Please extract every line of the material below verbatim, leaving out the pictures.

..............................

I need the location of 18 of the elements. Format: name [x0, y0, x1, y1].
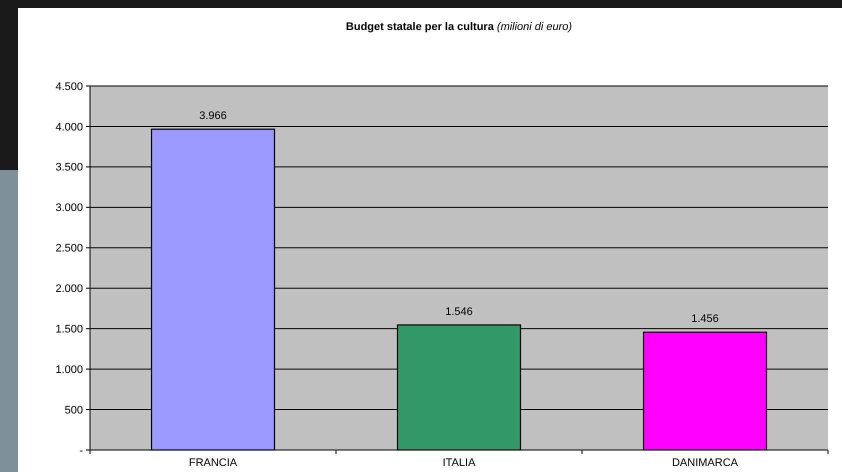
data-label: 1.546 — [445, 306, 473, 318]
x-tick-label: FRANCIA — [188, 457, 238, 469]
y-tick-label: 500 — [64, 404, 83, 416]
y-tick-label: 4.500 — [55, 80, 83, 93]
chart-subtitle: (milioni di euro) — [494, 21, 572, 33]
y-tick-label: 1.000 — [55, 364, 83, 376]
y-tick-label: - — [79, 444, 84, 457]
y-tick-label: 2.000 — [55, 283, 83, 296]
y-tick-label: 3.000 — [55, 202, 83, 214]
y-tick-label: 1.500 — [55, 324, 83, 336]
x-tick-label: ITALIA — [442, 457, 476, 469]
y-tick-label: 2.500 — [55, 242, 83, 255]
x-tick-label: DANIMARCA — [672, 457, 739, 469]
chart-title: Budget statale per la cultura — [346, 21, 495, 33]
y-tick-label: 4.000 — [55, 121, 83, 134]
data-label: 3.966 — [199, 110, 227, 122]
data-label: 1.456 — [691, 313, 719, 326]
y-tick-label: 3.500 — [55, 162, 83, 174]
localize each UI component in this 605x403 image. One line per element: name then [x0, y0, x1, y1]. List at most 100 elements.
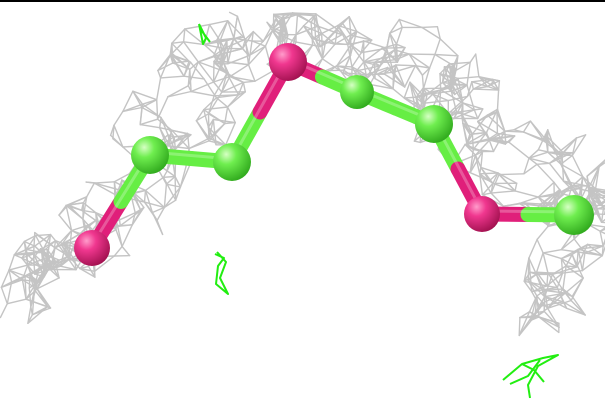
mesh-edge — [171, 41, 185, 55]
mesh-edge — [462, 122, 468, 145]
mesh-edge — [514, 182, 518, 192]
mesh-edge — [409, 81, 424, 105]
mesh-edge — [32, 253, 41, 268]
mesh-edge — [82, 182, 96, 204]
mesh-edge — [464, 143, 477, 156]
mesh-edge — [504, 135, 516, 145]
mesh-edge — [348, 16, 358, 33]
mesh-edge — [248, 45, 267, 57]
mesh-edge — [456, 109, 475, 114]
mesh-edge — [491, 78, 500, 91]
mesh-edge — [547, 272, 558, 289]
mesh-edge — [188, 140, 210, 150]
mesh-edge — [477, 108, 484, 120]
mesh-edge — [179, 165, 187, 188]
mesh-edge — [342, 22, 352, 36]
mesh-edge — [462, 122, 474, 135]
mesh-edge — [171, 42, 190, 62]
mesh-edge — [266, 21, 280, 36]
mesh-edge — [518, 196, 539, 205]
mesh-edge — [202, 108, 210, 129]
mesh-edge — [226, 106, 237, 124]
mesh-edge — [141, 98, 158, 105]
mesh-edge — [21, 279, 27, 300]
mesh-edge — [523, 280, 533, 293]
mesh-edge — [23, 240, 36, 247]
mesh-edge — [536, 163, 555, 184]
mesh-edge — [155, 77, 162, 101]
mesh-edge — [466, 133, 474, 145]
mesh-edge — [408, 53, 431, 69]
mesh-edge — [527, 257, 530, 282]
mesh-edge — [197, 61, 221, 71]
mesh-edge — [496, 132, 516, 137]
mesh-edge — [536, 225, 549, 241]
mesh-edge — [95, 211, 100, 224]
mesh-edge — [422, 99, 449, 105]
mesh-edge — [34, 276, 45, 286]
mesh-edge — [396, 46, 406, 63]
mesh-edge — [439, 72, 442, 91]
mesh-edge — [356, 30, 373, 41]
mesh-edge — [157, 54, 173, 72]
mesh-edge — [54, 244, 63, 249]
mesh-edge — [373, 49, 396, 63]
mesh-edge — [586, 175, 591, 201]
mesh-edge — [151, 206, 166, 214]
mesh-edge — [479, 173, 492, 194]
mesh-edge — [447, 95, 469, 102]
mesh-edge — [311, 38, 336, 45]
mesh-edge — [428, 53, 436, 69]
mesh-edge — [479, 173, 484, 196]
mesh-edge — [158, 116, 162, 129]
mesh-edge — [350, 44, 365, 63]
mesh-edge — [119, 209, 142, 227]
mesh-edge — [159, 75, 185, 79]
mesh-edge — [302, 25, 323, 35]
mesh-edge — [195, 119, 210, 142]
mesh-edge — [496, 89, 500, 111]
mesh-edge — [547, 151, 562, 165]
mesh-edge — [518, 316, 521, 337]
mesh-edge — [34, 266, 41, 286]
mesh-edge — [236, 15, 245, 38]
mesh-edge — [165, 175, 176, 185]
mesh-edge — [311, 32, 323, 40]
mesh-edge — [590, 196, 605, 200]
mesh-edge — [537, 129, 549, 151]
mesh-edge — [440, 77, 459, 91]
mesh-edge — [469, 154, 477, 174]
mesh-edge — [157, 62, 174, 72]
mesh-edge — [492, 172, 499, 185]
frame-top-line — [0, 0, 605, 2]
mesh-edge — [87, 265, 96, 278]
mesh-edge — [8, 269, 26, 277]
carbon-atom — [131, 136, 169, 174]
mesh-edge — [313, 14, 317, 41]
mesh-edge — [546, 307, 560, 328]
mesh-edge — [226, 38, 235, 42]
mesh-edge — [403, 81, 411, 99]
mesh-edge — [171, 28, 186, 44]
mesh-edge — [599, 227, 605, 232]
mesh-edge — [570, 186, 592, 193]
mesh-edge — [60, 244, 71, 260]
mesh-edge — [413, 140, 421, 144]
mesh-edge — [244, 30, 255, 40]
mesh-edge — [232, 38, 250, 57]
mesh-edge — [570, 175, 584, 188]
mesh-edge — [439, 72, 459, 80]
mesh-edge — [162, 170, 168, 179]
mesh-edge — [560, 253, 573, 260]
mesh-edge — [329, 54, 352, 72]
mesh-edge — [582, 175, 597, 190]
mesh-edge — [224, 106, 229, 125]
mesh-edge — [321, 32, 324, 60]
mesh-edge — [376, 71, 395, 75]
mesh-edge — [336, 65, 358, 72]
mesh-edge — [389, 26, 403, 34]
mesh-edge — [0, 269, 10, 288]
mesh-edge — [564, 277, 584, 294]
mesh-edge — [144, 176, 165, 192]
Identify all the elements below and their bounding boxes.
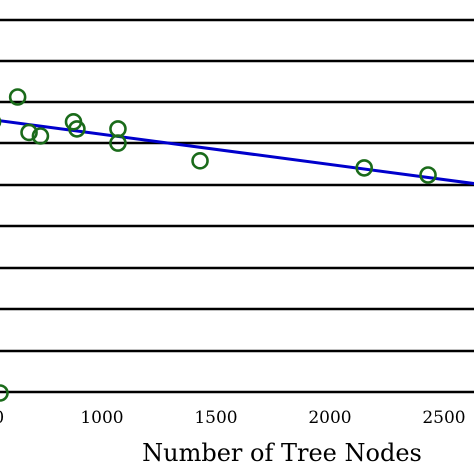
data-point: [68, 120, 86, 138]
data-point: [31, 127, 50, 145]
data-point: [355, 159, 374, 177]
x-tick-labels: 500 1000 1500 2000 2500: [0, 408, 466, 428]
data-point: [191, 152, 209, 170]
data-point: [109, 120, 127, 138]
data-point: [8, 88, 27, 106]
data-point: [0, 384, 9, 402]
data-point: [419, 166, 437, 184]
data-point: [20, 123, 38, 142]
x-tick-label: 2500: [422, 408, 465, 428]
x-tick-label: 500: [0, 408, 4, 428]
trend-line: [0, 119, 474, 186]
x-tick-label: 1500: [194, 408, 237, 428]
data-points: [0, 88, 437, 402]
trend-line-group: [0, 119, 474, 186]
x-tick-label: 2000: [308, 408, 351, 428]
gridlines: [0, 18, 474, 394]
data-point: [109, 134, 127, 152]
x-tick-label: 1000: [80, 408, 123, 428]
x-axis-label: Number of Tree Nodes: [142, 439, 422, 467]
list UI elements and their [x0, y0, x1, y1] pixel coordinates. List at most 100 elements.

..............................

▶ _Exercise solution_
I need the location of 18 of the elements. Format: name [x0, y0, x1, y1].
data-label: 1.546 — [445, 306, 473, 318]
x-tick-label: FRANCIA — [188, 457, 238, 469]
y-tick-label: 500 — [64, 404, 83, 416]
y-tick-label: 4.500 — [55, 80, 83, 93]
chart-subtitle: (milioni di euro) — [494, 21, 572, 33]
y-tick-label: 1.000 — [55, 364, 83, 376]
y-tick-label: - — [79, 444, 84, 457]
y-tick-label: 2.000 — [55, 283, 83, 296]
y-tick-label: 3.000 — [55, 202, 83, 214]
y-tick-label: 1.500 — [55, 324, 83, 336]
x-tick-label: ITALIA — [442, 457, 476, 469]
y-tick-label: 2.500 — [55, 242, 83, 255]
x-tick-label: DANIMARCA — [672, 457, 739, 469]
chart-title: Budget statale per la cultura — [346, 21, 495, 33]
y-tick-label: 4.000 — [55, 121, 83, 134]
data-label: 3.966 — [199, 110, 227, 122]
data-label: 1.456 — [691, 313, 719, 326]
y-tick-label: 3.500 — [55, 162, 83, 174]
localize each UI component in this 605x403 image. One line per element: name then [x0, y0, x1, y1]. List at most 100 elements.
mesh-edge — [171, 41, 185, 55]
mesh-edge — [462, 122, 468, 145]
mesh-edge — [514, 182, 518, 192]
mesh-edge — [409, 81, 424, 105]
mesh-edge — [32, 253, 41, 268]
mesh-edge — [82, 182, 96, 204]
mesh-edge — [464, 143, 477, 156]
mesh-edge — [504, 135, 516, 145]
mesh-edge — [348, 16, 358, 33]
mesh-edge — [248, 45, 267, 57]
mesh-edge — [456, 109, 475, 114]
mesh-edge — [491, 78, 500, 91]
mesh-edge — [547, 272, 558, 289]
mesh-edge — [188, 140, 210, 150]
mesh-edge — [477, 108, 484, 120]
mesh-edge — [179, 165, 187, 188]
mesh-edge — [342, 22, 352, 36]
mesh-edge — [462, 122, 474, 135]
mesh-edge — [171, 42, 190, 62]
mesh-edge — [266, 21, 280, 36]
mesh-edge — [518, 196, 539, 205]
mesh-edge — [202, 108, 210, 129]
mesh-edge — [226, 106, 237, 124]
mesh-edge — [141, 98, 158, 105]
mesh-edge — [21, 279, 27, 300]
mesh-edge — [523, 280, 533, 293]
mesh-edge — [23, 240, 36, 247]
mesh-edge — [536, 163, 555, 184]
mesh-edge — [155, 77, 162, 101]
mesh-edge — [466, 133, 474, 145]
mesh-edge — [408, 53, 431, 69]
mesh-edge — [527, 257, 530, 282]
mesh-edge — [197, 61, 221, 71]
mesh-edge — [496, 132, 516, 137]
mesh-edge — [536, 225, 549, 241]
mesh-edge — [95, 211, 100, 224]
mesh-edge — [422, 99, 449, 105]
mesh-edge — [34, 276, 45, 286]
mesh-edge — [396, 46, 406, 63]
mesh-edge — [439, 72, 442, 91]
mesh-edge — [356, 30, 373, 41]
mesh-edge — [157, 54, 173, 72]
mesh-edge — [54, 244, 63, 249]
mesh-edge — [373, 49, 396, 63]
mesh-edge — [586, 175, 591, 201]
mesh-edge — [151, 206, 166, 214]
mesh-edge — [479, 173, 492, 194]
mesh-edge — [447, 95, 469, 102]
mesh-edge — [311, 38, 336, 45]
mesh-edge — [428, 53, 436, 69]
mesh-edge — [479, 173, 484, 196]
mesh-edge — [158, 116, 162, 129]
mesh-edge — [350, 44, 365, 63]
mesh-edge — [119, 209, 142, 227]
mesh-edge — [159, 75, 185, 79]
mesh-edge — [302, 25, 323, 35]
mesh-edge — [195, 119, 210, 142]
mesh-edge — [496, 89, 500, 111]
mesh-edge — [547, 151, 562, 165]
mesh-edge — [518, 316, 521, 337]
mesh-edge — [34, 266, 41, 286]
mesh-edge — [236, 15, 245, 38]
mesh-edge — [165, 175, 176, 185]
mesh-edge — [311, 32, 323, 40]
mesh-edge — [590, 196, 605, 200]
mesh-edge — [537, 129, 549, 151]
mesh-edge — [440, 77, 459, 91]
mesh-edge — [469, 154, 477, 174]
mesh-edge — [157, 62, 174, 72]
mesh-edge — [492, 172, 499, 185]
frame-top-line — [0, 0, 605, 2]
mesh-edge — [87, 265, 96, 278]
mesh-edge — [8, 269, 26, 277]
carbon-atom — [131, 136, 169, 174]
mesh-edge — [313, 14, 317, 41]
mesh-edge — [546, 307, 560, 328]
mesh-edge — [226, 38, 235, 42]
mesh-edge — [403, 81, 411, 99]
mesh-edge — [171, 28, 186, 44]
mesh-edge — [599, 227, 605, 232]
mesh-edge — [570, 186, 592, 193]
mesh-edge — [60, 244, 71, 260]
mesh-edge — [413, 140, 421, 144]
mesh-edge — [244, 30, 255, 40]
mesh-edge — [232, 38, 250, 57]
mesh-edge — [570, 175, 584, 188]
mesh-edge — [439, 72, 459, 80]
mesh-edge — [162, 170, 168, 179]
mesh-edge — [560, 253, 573, 260]
mesh-edge — [329, 54, 352, 72]
mesh-edge — [582, 175, 597, 190]
mesh-edge — [224, 106, 229, 125]
mesh-edge — [321, 32, 324, 60]
mesh-edge — [376, 71, 395, 75]
mesh-edge — [336, 65, 358, 72]
mesh-edge — [389, 26, 403, 34]
mesh-edge — [0, 269, 10, 288]
mesh-edge — [564, 277, 584, 294]
mesh-edge — [144, 176, 165, 192]
Identify all the elements below and their bounding boxes.
data-point: [68, 120, 86, 138]
data-point: [31, 127, 50, 145]
data-point: [355, 159, 374, 177]
x-tick-labels: 500 1000 1500 2000 2500: [0, 408, 466, 428]
data-point: [191, 152, 209, 170]
data-point: [109, 120, 127, 138]
data-point: [8, 88, 27, 106]
data-point: [0, 384, 9, 402]
data-point: [419, 166, 437, 184]
data-point: [20, 123, 38, 142]
x-tick-label: 2500: [422, 408, 465, 428]
x-tick-label: 500: [0, 408, 4, 428]
trend-line: [0, 119, 474, 186]
x-tick-label: 1500: [194, 408, 237, 428]
data-points: [0, 88, 437, 402]
trend-line-group: [0, 119, 474, 186]
x-tick-label: 2000: [308, 408, 351, 428]
gridlines: [0, 18, 474, 394]
data-point: [109, 134, 127, 152]
x-tick-label: 1000: [80, 408, 123, 428]
x-axis-label: Number of Tree Nodes: [142, 439, 422, 467]
list UI elements and their [x0, y0, x1, y1] pixel coordinates. List at most 100 elements.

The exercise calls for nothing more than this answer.